## WHAT IS NEEDED
Copy all lines holding the word "Total" from the entries.

## GIVEN RECORDS

--- Begin ---

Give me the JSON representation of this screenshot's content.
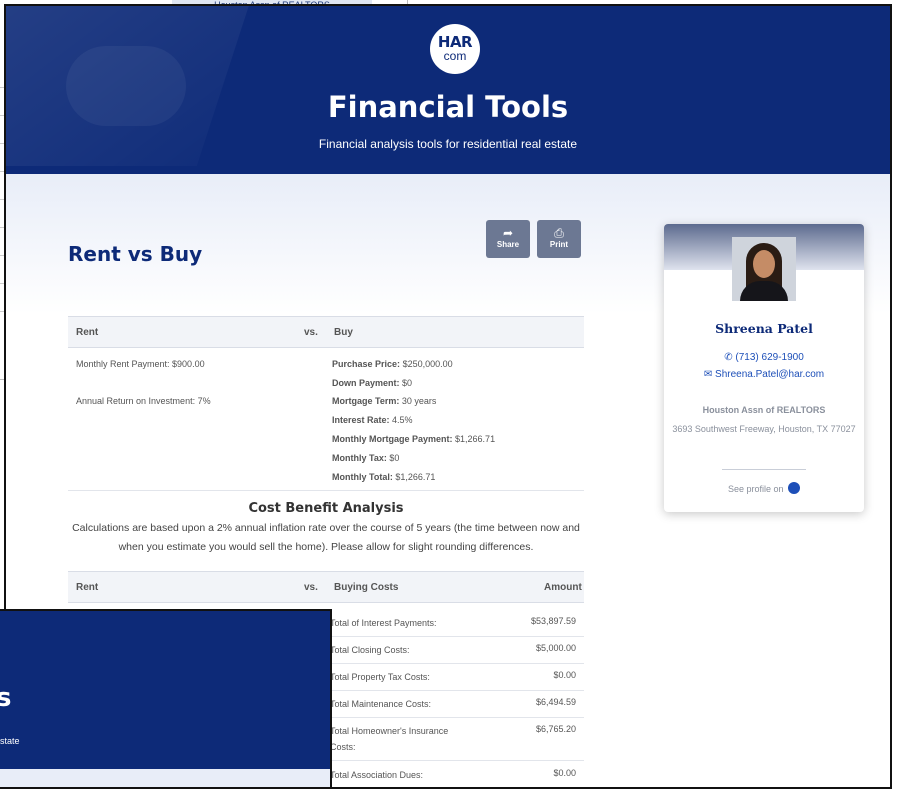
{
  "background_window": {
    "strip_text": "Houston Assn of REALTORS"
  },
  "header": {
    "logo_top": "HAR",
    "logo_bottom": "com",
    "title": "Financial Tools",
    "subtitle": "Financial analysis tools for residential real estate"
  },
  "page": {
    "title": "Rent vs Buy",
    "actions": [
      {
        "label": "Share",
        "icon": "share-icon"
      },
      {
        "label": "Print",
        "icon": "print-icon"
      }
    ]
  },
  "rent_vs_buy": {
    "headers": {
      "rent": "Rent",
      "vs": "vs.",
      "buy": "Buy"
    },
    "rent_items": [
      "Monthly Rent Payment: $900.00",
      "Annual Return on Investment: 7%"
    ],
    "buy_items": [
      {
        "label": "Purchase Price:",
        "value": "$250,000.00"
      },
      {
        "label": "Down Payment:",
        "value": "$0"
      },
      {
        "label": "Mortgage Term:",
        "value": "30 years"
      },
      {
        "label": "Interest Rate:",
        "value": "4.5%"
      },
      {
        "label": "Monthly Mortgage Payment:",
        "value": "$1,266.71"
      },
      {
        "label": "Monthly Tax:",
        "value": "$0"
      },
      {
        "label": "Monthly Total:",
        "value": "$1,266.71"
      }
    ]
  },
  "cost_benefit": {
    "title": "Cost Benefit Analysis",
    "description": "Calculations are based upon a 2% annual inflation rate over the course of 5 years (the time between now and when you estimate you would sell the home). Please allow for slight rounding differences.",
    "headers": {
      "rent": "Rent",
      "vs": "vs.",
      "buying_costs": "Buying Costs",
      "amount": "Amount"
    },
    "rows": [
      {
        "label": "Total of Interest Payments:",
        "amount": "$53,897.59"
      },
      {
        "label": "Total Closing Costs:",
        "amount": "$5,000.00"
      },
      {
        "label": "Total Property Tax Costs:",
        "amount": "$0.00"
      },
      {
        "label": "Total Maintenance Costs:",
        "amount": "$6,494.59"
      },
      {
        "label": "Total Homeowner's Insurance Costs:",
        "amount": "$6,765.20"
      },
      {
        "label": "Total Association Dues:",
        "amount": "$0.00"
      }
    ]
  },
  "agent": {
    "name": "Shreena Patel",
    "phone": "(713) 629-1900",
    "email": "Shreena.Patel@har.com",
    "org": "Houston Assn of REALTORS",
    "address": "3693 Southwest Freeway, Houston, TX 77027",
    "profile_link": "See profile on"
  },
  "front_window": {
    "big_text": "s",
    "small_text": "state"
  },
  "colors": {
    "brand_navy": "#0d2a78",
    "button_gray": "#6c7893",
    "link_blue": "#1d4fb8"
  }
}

--- End ---
--- Begin ---

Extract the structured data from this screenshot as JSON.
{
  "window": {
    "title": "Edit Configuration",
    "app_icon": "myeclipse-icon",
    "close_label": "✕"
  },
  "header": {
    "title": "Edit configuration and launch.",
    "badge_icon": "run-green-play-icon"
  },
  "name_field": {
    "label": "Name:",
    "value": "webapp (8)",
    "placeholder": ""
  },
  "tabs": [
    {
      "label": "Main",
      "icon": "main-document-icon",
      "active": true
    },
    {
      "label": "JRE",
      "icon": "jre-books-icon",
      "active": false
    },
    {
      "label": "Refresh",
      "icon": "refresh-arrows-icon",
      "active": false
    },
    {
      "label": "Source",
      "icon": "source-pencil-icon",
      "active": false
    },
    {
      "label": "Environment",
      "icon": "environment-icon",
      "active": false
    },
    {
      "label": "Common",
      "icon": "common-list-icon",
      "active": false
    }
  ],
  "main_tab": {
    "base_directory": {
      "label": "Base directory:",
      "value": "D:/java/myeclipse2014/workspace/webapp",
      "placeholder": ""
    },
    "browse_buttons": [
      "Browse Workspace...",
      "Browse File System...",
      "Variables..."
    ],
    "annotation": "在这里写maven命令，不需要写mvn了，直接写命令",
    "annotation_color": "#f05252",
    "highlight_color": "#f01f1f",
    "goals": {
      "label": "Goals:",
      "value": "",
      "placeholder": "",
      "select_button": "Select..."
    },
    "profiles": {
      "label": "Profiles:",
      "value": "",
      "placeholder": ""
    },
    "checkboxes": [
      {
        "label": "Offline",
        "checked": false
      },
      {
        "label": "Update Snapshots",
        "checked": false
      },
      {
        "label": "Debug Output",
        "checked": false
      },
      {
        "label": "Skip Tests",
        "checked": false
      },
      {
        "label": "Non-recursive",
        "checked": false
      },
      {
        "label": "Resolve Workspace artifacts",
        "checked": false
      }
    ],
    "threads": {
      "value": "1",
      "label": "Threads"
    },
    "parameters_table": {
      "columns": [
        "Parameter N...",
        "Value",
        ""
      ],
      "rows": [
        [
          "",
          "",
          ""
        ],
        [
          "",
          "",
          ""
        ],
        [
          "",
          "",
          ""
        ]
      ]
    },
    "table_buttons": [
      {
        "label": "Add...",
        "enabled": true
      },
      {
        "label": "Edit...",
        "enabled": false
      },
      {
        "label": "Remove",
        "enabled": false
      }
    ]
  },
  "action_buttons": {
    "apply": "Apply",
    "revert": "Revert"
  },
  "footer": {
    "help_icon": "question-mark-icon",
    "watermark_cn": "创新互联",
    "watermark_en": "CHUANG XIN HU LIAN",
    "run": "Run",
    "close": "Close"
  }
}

--- End ---

## THE RESULT
        "label": "Monthly Total:",
        "label": "Total of Interest Payments:",
        "label": "Total Closing Costs:",
        "label": "Total Property Tax Costs:",
        "label": "Total Maintenance Costs:",
        "label": "Total Homeowner's Insurance Costs:",
        "label": "Total Association Dues:",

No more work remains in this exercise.